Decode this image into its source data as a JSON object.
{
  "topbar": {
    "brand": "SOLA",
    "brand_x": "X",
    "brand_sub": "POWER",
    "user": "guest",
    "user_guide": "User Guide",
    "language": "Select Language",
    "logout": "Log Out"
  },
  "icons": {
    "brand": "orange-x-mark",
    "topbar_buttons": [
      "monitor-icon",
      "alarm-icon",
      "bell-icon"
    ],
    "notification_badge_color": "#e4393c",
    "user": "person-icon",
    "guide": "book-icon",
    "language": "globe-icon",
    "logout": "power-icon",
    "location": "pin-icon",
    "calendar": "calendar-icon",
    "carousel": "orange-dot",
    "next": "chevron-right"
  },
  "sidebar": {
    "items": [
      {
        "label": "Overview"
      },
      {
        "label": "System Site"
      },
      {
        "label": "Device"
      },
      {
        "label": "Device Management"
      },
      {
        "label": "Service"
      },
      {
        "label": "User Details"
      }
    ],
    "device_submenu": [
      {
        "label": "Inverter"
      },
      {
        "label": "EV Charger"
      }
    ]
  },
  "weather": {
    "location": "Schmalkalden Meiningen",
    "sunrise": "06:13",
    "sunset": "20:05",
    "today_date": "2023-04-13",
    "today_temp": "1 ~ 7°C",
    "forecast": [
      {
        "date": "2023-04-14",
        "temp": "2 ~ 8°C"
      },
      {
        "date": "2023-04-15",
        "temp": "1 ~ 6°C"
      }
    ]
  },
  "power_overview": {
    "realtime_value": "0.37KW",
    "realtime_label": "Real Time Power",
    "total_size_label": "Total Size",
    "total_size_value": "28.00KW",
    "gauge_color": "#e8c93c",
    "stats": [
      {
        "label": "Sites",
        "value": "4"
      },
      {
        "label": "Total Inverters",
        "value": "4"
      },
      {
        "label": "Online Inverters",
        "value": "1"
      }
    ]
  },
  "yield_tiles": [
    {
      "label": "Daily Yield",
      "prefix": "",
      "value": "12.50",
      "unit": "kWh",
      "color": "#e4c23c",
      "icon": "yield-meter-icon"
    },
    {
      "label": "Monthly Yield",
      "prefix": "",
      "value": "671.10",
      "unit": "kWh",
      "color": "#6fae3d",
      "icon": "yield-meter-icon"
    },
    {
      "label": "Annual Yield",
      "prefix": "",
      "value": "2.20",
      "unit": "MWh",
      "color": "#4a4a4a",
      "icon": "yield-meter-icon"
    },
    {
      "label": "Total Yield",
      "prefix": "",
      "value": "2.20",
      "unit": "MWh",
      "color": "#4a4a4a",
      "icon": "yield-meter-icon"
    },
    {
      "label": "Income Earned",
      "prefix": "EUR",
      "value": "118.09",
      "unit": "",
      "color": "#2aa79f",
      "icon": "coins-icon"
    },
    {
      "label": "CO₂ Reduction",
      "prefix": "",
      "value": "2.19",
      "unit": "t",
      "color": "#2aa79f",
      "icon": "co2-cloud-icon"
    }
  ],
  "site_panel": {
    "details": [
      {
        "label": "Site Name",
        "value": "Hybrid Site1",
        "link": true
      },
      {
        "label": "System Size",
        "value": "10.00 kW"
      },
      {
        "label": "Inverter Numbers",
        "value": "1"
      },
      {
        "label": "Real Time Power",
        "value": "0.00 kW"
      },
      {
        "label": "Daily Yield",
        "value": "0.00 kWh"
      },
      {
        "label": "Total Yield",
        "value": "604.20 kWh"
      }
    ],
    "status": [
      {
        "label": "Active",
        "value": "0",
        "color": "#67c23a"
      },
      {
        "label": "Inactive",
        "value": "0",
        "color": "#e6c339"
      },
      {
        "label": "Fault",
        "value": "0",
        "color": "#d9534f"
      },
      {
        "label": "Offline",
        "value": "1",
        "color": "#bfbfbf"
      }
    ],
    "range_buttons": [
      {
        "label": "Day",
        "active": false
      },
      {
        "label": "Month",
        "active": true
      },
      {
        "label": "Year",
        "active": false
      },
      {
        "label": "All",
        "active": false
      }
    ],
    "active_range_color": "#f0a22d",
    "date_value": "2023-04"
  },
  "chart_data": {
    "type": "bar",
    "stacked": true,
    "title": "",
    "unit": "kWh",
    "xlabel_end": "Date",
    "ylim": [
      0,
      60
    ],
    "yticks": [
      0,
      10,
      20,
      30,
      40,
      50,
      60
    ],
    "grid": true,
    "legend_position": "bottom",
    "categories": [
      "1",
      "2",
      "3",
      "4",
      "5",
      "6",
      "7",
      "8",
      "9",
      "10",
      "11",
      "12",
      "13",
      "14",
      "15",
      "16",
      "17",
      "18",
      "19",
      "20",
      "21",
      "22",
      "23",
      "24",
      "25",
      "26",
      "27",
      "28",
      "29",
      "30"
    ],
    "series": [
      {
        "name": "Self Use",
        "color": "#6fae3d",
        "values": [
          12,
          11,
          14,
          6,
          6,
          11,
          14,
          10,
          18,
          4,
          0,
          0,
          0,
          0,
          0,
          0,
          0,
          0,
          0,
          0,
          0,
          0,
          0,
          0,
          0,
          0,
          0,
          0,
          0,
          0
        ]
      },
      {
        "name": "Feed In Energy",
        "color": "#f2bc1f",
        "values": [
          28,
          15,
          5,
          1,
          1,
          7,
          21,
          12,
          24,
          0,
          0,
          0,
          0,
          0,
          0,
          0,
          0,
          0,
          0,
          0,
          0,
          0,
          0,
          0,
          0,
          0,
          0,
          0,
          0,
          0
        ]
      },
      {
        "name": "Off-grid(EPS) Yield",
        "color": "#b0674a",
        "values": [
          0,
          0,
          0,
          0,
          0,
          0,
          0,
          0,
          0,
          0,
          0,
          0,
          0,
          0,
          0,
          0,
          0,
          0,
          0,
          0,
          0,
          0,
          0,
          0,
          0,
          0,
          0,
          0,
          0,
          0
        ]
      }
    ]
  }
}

○ ○ ○

● JOB
Select all lines in the listing above where the word "Daily" appears, and show them.

● EXERCISE RESULT
      "label": "Daily Yield",
        "label": "Daily Yield",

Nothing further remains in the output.